Stated problem:
List each line of the data in which the string "주식소각" appears.

=======

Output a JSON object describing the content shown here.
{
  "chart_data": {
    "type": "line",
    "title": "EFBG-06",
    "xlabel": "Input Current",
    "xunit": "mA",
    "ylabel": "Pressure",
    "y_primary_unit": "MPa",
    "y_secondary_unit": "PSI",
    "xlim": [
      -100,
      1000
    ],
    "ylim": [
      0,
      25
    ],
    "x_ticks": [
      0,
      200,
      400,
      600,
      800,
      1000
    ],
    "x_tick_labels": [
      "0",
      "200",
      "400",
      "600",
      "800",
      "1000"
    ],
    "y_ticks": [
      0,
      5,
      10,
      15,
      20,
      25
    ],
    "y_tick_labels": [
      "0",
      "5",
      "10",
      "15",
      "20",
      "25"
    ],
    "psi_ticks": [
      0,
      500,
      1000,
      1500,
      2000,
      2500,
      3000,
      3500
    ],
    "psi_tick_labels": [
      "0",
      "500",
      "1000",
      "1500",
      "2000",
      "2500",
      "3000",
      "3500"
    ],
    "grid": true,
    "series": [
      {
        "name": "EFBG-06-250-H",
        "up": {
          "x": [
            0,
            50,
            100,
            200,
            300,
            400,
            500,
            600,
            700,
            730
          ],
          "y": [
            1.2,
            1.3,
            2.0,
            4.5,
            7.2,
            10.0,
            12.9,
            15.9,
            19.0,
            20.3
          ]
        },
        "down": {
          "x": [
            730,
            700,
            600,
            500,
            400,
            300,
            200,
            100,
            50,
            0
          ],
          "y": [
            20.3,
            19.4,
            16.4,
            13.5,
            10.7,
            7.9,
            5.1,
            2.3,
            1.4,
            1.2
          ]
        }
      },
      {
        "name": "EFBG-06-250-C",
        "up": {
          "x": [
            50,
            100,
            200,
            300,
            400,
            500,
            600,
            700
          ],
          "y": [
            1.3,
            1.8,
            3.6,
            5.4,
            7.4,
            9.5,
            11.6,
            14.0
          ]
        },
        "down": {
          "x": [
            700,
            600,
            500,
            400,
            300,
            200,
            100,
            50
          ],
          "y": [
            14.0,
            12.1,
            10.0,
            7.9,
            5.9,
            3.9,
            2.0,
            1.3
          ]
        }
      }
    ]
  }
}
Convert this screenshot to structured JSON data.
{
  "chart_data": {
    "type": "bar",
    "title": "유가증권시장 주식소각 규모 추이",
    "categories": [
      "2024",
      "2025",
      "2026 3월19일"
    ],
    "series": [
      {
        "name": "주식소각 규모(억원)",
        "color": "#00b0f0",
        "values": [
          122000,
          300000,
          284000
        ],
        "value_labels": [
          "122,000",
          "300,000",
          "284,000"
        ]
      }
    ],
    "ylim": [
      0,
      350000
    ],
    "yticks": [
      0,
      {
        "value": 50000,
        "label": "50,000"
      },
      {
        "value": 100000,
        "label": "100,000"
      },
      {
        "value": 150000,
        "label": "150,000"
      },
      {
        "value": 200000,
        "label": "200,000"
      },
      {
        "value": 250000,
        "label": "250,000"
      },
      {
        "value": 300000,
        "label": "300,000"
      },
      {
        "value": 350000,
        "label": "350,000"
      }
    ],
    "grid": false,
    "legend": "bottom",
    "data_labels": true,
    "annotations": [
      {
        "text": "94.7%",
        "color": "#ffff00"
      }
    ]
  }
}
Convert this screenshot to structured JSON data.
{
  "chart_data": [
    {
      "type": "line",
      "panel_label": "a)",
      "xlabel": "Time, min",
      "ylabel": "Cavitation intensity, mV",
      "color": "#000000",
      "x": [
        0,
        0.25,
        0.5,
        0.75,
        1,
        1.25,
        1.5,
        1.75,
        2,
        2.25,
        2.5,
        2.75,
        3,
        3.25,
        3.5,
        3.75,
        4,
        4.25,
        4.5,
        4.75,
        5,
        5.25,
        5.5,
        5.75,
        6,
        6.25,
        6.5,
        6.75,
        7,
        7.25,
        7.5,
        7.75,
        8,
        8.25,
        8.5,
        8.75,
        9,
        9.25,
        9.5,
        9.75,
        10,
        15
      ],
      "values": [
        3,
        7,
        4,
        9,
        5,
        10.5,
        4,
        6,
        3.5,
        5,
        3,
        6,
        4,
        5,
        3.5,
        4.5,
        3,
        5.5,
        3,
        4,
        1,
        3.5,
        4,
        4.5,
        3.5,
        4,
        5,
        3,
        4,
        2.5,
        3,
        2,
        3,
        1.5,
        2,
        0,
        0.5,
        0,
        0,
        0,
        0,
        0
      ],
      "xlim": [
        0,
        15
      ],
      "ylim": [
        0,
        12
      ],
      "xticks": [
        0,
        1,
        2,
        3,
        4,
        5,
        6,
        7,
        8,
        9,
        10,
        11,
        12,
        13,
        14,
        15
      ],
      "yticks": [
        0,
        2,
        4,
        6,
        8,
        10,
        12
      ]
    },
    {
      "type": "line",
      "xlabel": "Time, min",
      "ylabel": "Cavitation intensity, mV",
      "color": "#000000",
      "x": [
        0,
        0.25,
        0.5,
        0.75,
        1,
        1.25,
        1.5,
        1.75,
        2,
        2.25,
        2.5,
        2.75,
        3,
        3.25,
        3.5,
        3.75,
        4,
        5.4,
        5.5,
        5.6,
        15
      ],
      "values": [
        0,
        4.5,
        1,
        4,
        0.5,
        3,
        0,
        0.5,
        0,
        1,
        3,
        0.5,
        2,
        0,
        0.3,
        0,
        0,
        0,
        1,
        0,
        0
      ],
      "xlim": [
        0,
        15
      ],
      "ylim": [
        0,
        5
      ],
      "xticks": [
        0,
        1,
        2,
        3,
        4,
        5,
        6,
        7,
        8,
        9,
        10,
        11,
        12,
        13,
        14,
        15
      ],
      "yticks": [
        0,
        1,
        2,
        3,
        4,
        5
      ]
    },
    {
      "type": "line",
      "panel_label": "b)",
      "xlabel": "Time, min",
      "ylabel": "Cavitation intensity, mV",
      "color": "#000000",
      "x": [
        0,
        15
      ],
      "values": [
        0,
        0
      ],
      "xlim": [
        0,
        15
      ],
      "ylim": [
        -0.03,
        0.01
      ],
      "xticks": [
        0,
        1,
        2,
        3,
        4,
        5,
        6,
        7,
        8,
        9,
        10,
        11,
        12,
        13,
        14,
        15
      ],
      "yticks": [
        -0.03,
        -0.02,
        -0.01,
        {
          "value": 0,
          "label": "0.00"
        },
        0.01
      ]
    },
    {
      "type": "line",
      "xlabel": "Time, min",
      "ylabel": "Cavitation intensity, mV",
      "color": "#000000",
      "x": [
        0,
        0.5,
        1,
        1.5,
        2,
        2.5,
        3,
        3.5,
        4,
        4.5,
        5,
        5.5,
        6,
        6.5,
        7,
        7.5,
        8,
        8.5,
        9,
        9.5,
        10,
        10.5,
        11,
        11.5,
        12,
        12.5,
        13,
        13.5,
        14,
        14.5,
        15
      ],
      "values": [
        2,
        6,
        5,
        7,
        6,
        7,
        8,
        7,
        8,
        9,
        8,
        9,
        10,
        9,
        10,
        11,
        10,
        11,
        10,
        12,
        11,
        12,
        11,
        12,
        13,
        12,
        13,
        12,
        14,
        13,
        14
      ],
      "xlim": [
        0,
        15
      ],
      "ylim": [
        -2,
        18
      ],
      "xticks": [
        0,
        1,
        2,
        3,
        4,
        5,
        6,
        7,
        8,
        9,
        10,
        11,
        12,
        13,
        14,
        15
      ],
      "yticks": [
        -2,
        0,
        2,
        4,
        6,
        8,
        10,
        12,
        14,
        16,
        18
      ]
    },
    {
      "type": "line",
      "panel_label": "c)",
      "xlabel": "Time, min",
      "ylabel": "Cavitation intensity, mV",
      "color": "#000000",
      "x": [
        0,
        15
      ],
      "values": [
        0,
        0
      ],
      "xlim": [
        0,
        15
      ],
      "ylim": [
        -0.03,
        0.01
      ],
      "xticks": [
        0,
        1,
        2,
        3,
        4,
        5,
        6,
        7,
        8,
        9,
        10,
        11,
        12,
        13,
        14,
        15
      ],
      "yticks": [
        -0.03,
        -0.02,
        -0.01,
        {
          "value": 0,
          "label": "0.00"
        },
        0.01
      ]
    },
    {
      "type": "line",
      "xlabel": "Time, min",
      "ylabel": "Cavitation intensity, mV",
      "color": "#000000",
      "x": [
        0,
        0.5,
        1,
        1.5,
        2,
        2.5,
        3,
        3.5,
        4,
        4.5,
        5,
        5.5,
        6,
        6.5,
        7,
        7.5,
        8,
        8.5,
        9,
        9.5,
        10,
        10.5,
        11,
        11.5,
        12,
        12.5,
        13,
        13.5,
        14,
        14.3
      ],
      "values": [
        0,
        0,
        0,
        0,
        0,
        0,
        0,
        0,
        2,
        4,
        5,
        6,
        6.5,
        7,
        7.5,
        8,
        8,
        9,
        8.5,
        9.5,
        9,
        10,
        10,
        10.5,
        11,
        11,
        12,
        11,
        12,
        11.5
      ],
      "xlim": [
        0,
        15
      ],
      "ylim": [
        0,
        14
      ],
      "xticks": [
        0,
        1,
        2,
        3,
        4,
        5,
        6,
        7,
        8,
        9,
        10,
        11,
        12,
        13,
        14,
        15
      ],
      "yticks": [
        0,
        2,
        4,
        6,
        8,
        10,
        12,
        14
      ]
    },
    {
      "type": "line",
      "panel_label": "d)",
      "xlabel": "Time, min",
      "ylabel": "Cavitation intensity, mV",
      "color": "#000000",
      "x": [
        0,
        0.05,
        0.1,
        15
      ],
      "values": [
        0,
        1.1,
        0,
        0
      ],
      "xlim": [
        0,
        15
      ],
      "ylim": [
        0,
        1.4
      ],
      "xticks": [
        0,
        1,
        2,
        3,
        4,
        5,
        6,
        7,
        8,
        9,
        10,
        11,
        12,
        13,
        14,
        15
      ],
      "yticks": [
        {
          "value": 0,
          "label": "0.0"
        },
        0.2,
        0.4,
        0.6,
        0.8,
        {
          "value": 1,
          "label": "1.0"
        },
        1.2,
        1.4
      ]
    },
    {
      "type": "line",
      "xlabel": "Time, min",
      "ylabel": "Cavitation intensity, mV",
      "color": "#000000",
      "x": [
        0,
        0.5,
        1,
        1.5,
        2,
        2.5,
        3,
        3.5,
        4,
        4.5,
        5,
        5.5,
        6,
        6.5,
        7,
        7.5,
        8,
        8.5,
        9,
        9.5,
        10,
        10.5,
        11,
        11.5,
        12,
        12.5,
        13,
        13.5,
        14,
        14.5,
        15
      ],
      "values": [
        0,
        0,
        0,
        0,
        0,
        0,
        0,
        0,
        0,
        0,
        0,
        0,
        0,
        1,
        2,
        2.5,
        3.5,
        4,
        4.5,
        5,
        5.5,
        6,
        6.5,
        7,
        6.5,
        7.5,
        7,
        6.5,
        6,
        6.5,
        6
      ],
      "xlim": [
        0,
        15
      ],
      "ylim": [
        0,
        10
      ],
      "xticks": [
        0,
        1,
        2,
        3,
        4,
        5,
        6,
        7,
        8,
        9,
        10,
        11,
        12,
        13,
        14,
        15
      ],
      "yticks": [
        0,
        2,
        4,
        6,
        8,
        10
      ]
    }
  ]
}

=======

Answer to the problem:
    "title": "유가증권시장 주식소각 규모 추이",
        "name": "주식소각 규모(억원)",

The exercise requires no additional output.